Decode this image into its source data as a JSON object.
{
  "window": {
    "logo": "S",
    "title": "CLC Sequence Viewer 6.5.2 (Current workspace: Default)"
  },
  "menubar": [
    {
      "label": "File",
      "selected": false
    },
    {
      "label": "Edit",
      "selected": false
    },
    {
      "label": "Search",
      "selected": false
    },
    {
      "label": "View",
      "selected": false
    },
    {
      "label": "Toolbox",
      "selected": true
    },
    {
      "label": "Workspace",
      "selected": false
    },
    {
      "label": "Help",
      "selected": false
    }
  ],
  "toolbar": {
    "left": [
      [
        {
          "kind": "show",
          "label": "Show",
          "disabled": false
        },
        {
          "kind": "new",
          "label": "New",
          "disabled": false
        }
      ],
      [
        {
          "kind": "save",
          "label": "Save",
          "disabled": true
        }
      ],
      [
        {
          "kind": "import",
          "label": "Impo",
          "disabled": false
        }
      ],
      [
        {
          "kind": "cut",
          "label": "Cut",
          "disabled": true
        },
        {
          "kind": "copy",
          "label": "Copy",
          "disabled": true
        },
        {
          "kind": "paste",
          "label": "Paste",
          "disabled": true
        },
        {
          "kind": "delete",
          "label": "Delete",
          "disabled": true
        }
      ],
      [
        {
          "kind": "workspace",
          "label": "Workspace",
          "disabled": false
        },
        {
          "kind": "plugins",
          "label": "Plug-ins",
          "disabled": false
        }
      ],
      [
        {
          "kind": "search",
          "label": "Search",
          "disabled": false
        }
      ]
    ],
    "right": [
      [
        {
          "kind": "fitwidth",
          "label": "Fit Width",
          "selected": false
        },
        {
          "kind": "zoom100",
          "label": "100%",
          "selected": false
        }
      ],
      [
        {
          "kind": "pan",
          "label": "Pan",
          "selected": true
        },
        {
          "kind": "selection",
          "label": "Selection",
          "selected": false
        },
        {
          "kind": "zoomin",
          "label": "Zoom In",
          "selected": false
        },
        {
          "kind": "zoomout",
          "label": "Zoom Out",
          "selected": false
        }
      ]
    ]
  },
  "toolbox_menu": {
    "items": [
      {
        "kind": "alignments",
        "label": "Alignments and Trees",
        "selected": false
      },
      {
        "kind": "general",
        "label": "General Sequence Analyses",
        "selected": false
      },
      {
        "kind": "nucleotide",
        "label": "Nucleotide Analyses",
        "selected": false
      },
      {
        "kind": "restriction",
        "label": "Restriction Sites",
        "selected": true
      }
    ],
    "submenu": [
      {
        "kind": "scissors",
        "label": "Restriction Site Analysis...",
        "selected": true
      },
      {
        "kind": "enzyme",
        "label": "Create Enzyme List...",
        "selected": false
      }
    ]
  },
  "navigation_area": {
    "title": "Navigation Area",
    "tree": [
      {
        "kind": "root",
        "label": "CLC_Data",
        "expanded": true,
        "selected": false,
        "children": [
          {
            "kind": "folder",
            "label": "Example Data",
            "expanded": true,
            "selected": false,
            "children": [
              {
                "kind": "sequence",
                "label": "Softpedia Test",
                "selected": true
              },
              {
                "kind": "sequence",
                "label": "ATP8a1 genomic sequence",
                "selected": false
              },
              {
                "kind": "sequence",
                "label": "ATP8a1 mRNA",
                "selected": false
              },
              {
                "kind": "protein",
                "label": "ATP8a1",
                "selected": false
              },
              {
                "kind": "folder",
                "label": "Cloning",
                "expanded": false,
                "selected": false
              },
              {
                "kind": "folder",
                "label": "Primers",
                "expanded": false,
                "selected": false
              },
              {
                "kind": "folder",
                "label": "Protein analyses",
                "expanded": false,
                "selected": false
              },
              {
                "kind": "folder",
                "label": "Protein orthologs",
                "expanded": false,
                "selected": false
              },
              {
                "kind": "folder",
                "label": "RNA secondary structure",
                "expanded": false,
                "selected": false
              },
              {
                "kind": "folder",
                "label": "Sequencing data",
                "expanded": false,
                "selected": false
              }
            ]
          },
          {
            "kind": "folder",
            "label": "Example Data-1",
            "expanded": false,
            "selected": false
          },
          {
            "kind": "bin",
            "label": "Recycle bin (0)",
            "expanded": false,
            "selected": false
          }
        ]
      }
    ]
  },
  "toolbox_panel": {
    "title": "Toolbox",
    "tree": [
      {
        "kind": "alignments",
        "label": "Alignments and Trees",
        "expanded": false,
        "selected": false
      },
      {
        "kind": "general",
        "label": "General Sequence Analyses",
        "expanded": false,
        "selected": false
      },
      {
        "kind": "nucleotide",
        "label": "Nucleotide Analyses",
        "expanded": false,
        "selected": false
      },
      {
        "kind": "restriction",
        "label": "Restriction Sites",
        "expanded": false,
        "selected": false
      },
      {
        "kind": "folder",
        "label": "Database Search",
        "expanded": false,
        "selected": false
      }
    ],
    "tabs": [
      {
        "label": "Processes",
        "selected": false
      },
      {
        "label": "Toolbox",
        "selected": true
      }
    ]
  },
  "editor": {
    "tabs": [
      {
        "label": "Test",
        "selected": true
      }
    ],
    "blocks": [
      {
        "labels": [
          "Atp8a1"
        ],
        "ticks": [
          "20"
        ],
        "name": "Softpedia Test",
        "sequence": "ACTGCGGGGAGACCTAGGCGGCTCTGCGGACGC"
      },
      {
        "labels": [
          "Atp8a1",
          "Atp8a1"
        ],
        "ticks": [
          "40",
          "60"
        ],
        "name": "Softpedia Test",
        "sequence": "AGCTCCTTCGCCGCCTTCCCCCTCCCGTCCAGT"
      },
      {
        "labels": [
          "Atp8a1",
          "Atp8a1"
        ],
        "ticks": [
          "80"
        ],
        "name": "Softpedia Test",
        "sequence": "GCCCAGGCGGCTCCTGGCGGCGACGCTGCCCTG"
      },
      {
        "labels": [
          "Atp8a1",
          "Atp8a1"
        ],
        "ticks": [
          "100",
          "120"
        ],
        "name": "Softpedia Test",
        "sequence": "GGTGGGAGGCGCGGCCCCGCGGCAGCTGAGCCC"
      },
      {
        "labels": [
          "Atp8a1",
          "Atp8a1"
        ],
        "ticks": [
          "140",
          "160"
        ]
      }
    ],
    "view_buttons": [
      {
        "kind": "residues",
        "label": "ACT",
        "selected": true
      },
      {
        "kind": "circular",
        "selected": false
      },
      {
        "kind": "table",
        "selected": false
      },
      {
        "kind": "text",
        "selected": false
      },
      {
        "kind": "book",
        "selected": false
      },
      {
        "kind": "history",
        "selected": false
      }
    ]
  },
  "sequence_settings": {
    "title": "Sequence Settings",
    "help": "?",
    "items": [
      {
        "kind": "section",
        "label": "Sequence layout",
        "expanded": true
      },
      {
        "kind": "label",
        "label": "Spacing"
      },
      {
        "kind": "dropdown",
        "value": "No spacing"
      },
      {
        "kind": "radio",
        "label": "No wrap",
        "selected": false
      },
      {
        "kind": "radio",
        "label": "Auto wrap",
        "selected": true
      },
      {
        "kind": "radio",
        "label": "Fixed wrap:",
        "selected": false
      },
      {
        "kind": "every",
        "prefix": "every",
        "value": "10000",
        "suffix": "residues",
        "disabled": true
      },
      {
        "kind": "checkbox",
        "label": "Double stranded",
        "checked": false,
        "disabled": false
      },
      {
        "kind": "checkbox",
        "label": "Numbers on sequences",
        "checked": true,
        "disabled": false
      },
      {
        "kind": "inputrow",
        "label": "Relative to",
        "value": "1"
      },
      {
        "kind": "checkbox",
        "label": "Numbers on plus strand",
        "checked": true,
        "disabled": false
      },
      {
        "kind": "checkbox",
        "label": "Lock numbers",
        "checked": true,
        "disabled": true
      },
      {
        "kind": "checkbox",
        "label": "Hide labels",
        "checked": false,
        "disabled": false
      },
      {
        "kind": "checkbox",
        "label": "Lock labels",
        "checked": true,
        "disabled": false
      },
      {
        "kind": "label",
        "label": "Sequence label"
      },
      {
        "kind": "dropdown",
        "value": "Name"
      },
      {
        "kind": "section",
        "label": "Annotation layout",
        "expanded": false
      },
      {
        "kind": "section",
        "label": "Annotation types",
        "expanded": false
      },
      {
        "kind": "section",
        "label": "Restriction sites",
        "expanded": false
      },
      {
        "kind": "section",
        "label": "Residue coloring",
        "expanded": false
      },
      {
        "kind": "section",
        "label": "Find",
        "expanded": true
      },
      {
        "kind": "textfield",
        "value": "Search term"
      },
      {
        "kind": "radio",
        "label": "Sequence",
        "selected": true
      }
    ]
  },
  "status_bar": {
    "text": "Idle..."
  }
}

Exercise goal:
Find every line in the records that contains the word "Example"; copy those lines.

Response area:
            "label": "Example Data",
            "label": "Example Data-1",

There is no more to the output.